* [Required work]: From the listing below, extract every line in which the word "icon" appears.

* [Exercise materials]:

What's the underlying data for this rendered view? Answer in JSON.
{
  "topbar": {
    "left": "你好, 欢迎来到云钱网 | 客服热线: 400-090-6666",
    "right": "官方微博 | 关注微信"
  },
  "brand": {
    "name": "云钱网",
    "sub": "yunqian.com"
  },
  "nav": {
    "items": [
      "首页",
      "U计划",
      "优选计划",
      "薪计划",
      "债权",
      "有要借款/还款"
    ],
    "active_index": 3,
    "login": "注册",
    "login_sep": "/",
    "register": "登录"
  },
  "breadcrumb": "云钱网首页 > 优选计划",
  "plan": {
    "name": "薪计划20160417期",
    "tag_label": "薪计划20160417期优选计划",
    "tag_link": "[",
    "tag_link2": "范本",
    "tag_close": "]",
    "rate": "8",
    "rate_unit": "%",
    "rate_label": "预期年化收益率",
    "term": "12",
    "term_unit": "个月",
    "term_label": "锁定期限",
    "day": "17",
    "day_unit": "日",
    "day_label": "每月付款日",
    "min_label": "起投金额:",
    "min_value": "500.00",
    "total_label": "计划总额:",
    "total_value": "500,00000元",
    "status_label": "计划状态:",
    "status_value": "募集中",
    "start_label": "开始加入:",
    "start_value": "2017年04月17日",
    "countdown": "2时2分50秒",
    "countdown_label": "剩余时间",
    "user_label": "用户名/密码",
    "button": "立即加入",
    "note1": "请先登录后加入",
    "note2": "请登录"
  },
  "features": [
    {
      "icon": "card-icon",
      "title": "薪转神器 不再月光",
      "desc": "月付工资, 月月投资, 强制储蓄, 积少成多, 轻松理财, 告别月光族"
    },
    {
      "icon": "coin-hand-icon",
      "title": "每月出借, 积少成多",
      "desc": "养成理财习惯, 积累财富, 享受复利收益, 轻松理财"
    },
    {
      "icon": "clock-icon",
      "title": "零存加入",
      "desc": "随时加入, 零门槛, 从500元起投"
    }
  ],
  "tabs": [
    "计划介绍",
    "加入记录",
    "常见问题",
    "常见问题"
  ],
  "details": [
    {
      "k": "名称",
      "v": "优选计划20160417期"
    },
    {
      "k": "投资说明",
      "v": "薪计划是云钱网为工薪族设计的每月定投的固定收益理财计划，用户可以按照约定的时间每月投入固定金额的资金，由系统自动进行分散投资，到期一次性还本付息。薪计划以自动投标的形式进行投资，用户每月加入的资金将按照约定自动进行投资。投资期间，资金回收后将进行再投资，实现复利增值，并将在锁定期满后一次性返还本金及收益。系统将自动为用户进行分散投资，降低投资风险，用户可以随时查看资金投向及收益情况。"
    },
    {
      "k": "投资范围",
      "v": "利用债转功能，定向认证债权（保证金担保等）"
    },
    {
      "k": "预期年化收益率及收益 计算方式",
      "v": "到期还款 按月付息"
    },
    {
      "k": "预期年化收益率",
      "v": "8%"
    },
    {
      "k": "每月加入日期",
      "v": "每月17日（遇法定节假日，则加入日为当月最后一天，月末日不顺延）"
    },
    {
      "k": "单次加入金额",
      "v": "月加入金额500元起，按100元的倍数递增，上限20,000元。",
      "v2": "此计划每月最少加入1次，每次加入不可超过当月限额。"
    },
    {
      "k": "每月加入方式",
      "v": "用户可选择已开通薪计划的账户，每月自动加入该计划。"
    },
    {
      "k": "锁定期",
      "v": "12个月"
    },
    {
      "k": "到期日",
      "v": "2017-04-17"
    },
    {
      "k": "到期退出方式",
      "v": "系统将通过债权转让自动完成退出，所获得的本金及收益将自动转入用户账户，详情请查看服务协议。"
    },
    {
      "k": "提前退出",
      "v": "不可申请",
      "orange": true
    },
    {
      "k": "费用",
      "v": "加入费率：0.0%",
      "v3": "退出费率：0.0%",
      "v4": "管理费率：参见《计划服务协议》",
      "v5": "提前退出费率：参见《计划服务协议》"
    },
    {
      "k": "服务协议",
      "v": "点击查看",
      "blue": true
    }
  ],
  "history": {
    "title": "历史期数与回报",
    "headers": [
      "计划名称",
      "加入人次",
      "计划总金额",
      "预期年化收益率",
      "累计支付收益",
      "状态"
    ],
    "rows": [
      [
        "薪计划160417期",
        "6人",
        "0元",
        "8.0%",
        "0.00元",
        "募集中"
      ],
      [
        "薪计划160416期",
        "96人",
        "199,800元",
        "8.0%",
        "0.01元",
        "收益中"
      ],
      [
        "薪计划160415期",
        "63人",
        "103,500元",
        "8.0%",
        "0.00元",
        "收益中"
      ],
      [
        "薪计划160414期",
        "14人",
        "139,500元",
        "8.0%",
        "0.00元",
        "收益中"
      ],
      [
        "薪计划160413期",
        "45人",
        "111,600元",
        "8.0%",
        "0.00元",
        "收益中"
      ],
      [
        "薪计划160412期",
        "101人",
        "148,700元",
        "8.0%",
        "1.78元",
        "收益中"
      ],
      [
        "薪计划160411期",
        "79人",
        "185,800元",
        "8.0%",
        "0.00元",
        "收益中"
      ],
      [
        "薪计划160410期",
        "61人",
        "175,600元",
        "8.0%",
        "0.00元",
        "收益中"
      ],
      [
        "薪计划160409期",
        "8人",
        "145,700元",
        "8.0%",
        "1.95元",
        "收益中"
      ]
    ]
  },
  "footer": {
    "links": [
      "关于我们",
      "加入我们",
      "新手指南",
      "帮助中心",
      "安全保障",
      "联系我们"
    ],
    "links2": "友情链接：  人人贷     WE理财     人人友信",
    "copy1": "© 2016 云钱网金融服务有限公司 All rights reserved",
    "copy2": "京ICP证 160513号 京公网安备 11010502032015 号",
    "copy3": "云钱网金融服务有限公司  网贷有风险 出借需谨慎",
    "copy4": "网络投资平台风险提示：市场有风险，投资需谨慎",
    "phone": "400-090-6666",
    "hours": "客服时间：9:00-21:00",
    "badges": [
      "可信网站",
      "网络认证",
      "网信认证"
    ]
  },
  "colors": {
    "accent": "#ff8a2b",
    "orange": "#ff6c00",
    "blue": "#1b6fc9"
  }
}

* [Result of the exercise]:
      "icon": "card-icon",
      "icon": "coin-hand-icon",
      "icon": "clock-icon",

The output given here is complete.